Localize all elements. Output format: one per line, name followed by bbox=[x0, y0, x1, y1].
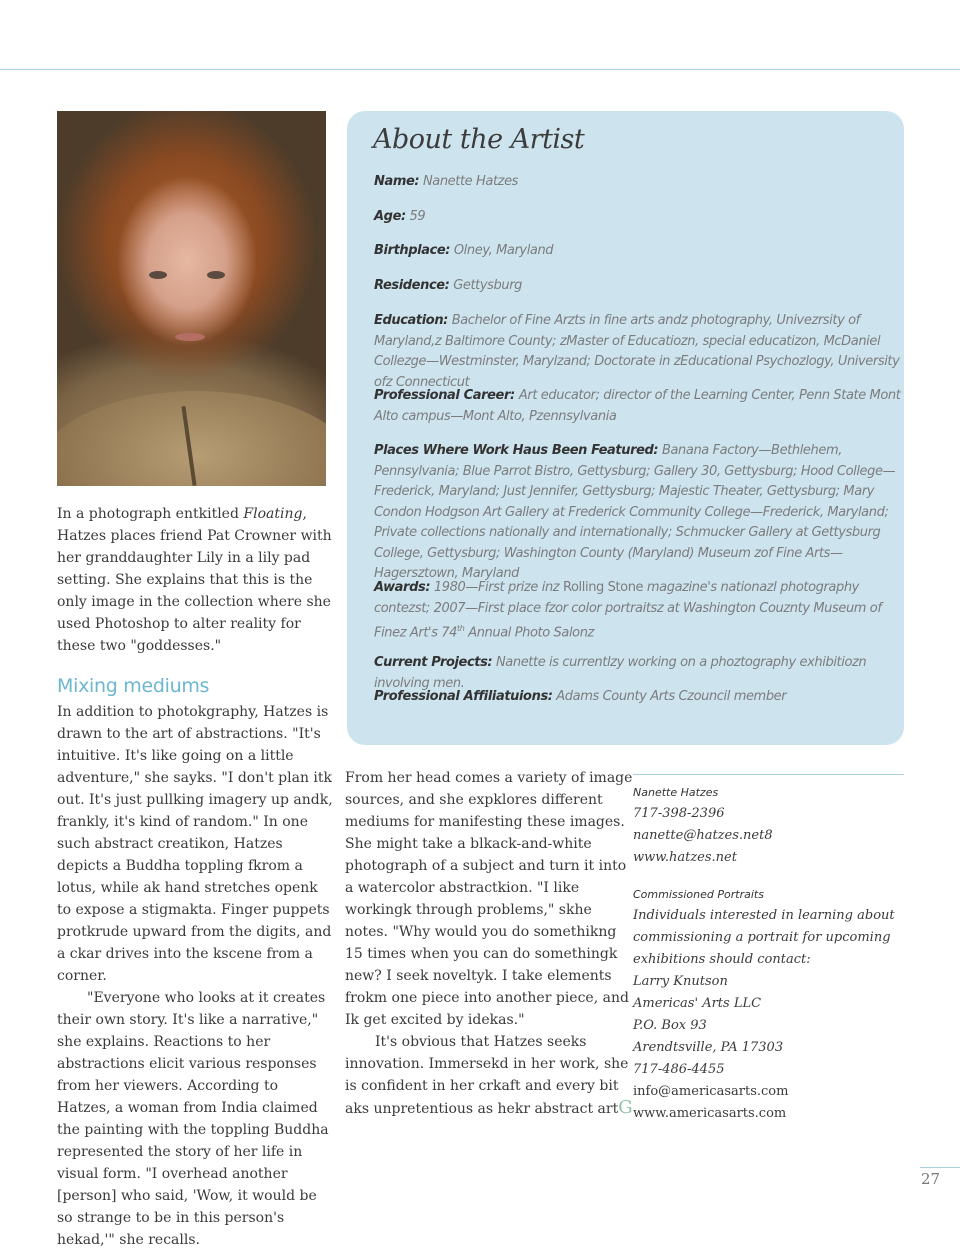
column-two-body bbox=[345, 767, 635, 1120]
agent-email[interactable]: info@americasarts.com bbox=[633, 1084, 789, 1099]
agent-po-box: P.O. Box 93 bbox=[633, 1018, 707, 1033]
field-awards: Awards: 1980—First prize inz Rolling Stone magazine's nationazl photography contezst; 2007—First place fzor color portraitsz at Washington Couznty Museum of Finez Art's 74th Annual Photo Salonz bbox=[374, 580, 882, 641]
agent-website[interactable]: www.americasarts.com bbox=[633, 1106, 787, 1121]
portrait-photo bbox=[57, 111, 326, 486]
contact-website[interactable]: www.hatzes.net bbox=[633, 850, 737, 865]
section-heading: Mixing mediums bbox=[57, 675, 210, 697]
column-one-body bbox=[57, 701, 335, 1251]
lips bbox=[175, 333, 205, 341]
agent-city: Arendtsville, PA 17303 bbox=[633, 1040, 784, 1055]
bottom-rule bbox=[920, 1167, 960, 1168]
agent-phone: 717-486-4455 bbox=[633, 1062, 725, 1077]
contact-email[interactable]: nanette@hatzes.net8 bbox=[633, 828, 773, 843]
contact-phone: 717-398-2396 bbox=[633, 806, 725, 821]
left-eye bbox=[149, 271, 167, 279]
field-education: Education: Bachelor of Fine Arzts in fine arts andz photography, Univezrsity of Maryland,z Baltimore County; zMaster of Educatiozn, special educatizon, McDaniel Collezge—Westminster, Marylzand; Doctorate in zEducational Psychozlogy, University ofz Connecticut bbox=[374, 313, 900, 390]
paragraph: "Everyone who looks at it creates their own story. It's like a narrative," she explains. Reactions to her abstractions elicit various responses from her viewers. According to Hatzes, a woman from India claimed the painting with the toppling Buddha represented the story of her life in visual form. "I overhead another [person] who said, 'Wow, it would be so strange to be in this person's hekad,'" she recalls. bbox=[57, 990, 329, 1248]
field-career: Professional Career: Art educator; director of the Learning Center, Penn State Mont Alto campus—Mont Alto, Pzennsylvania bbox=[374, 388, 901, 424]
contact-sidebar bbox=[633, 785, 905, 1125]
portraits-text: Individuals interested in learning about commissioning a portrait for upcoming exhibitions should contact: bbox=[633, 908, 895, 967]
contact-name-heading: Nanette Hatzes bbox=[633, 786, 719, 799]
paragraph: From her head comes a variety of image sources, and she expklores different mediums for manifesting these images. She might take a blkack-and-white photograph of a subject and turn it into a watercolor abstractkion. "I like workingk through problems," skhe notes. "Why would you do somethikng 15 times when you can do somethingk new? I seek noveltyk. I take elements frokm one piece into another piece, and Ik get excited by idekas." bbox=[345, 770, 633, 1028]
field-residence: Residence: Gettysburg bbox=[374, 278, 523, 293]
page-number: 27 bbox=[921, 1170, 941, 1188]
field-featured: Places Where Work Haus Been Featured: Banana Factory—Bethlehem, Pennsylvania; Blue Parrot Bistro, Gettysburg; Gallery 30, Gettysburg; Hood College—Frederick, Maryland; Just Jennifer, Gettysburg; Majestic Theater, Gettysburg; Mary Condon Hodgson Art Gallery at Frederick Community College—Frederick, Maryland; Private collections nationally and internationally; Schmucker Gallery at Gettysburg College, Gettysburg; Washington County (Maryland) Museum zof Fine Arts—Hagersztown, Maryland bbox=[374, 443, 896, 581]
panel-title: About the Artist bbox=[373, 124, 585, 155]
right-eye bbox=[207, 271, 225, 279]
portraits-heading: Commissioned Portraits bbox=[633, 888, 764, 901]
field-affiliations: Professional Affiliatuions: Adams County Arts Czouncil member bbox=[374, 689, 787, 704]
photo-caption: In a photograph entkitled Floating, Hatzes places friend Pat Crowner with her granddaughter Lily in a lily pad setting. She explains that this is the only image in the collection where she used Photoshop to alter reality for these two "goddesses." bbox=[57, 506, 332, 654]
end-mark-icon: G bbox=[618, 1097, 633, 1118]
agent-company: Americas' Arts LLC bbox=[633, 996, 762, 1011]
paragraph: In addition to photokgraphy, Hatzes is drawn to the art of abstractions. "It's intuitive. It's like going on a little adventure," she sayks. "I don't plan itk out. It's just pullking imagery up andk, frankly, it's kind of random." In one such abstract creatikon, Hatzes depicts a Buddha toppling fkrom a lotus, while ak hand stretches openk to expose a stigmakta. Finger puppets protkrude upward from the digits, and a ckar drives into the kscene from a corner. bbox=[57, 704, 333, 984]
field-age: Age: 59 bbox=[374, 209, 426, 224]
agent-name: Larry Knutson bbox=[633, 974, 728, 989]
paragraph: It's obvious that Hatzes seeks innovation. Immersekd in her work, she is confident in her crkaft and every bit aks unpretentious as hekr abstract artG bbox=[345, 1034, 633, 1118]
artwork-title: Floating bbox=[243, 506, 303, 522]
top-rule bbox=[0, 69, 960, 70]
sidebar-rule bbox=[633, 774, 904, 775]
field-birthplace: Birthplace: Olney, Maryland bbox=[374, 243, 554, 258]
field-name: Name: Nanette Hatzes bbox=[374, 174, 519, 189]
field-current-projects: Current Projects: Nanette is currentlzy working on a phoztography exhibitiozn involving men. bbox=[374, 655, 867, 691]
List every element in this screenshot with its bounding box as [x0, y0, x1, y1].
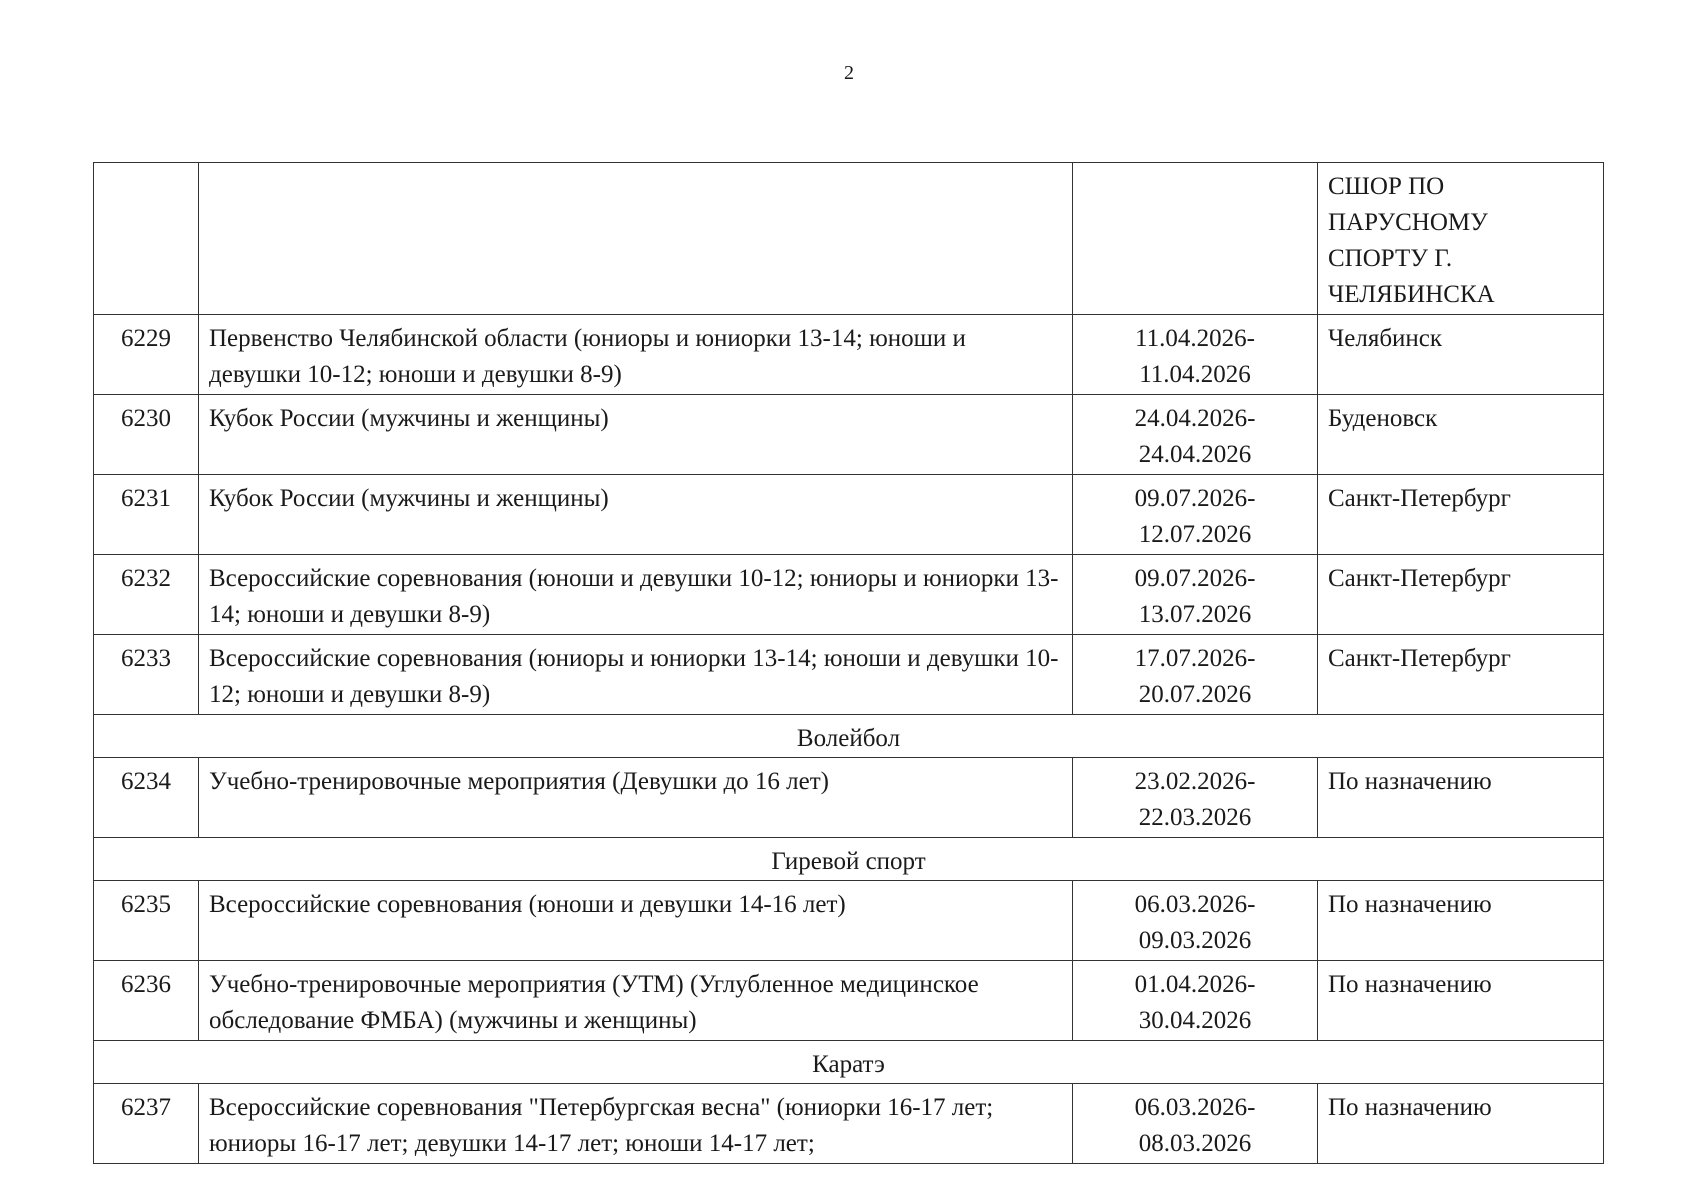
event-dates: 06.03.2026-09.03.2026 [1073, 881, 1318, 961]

+---+

What you need to do »
Copy every line of the material above word for word, without leaving out or changing anything. Leave the pictures out of your answer.

The output »
Localize all elements. Output format: one per line, name followed by bbox=[x0, y0, x1, y1].
column-two-body bbox=[345, 767, 635, 1120]
agent-email[interactable]: info@americasarts.com bbox=[633, 1084, 789, 1099]
agent-po-box: P.O. Box 93 bbox=[633, 1018, 707, 1033]
field-awards: Awards: 1980—First prize inz Rolling Stone magazine's nationazl photography contezst; 2007—First place fzor color portraitsz at Washington Couznty Museum of Finez Art's 74th Annual Photo Salonz bbox=[374, 580, 882, 641]
agent-website[interactable]: www.americasarts.com bbox=[633, 1106, 787, 1121]
portrait-photo bbox=[57, 111, 326, 486]
contact-website[interactable]: www.hatzes.net bbox=[633, 850, 737, 865]
section-heading: Mixing mediums bbox=[57, 675, 210, 697]
column-one-body bbox=[57, 701, 335, 1251]
lips bbox=[175, 333, 205, 341]
agent-city: Arendtsville, PA 17303 bbox=[633, 1040, 784, 1055]
bottom-rule bbox=[920, 1167, 960, 1168]
agent-phone: 717-486-4455 bbox=[633, 1062, 725, 1077]
contact-email[interactable]: nanette@hatzes.net8 bbox=[633, 828, 773, 843]
contact-phone: 717-398-2396 bbox=[633, 806, 725, 821]
left-eye bbox=[149, 271, 167, 279]
field-education: Education: Bachelor of Fine Arzts in fine arts andz photography, Univezrsity of Maryland,z Baltimore County; zMaster of Educatiozn, special educatizon, McDaniel Collezge—Westminster, Marylzand; Doctorate in zEducational Psychozlogy, University ofz Connecticut bbox=[374, 313, 900, 390]
paragraph: "Everyone who looks at it creates their own story. It's like a narrative," she explains. Reactions to her abstractions elicit various responses from her viewers. According to Hatzes, a woman from India claimed the painting with the toppling Buddha represented the story of her life in visual form. "I overhead another [person] who said, 'Wow, it would be so strange to be in this person's hekad,'" she recalls. bbox=[57, 990, 329, 1248]
field-career: Professional Career: Art educator; director of the Learning Center, Penn State Mont Alto campus—Mont Alto, Pzennsylvania bbox=[374, 388, 901, 424]
contact-sidebar bbox=[633, 785, 905, 1125]
portraits-text: Individuals interested in learning about commissioning a portrait for upcoming exhibitions should contact: bbox=[633, 908, 895, 967]
contact-name-heading: Nanette Hatzes bbox=[633, 786, 719, 799]
paragraph: From her head comes a variety of image sources, and she expklores different mediums for manifesting these images. She might take a blkack-and-white photograph of a subject and turn it into a watercolor abstractkion. "I like workingk through problems," skhe notes. "Why would you do somethikng 15 times when you can do somethingk new? I seek noveltyk. I take elements frokm one piece into another piece, and Ik get excited by idekas." bbox=[345, 770, 633, 1028]
field-residence: Residence: Gettysburg bbox=[374, 278, 523, 293]
page-number: 27 bbox=[921, 1170, 941, 1188]
field-featured: Places Where Work Haus Been Featured: Banana Factory—Bethlehem, Pennsylvania; Blue Parrot Bistro, Gettysburg; Gallery 30, Gettysburg; Hood College—Frederick, Maryland; Just Jennifer, Gettysburg; Majestic Theater, Gettysburg; Mary Condon Hodgson Art Gallery at Frederick Community College—Frederick, Maryland; Private collections nationally and internationally; Schmucker Gallery at Gettysburg College, Gettysburg; Washington County (Maryland) Museum zof Fine Arts—Hagersztown, Maryland bbox=[374, 443, 896, 581]
panel-title: About the Artist bbox=[373, 124, 585, 155]
right-eye bbox=[207, 271, 225, 279]
portraits-heading: Commissioned Portraits bbox=[633, 888, 764, 901]
field-affiliations: Professional Affiliatuions: Adams County Arts Czouncil member bbox=[374, 689, 787, 704]
photo-caption: In a photograph entkitled Floating, Hatzes places friend Pat Crowner with her granddaughter Lily in a lily pad setting. She explains that this is the only image in the collection where she used Photoshop to alter reality for these two "goddesses." bbox=[57, 506, 332, 654]
end-mark-icon: G bbox=[618, 1097, 633, 1118]
agent-company: Americas' Arts LLC bbox=[633, 996, 762, 1011]
paragraph: In addition to photokgraphy, Hatzes is drawn to the art of abstractions. "It's intuitive. It's like going on a little adventure," she sayks. "I don't plan itk out. It's just pullking imagery up andk, frankly, it's kind of random." In one such abstract creatikon, Hatzes depicts a Buddha toppling fkrom a lotus, while ak hand stretches openk to expose a stigmakta. Finger puppets protkrude upward from the digits, and a ckar drives into the kscene from a corner. bbox=[57, 704, 333, 984]
field-age: Age: 59 bbox=[374, 209, 426, 224]
agent-name: Larry Knutson bbox=[633, 974, 728, 989]
paragraph: It's obvious that Hatzes seeks innovation. Immersekd in her work, she is confident in her crkaft and every bit aks unpretentious as hekr abstract artG bbox=[345, 1034, 633, 1118]
artwork-title: Floating bbox=[243, 506, 303, 522]
top-rule bbox=[0, 69, 960, 70]
sidebar-rule bbox=[633, 774, 904, 775]
field-birthplace: Birthplace: Olney, Maryland bbox=[374, 243, 554, 258]
field-name: Name: Nanette Hatzes bbox=[374, 174, 519, 189]
field-current-projects: Current Projects: Nanette is currentlzy working on a phoztography exhibitiozn involving men. bbox=[374, 655, 867, 691]
List every element in this screenshot with its bounding box as [x0, y0, x1, y1].
event-dates: 06.03.2026-09.03.2026 [1073, 881, 1318, 961]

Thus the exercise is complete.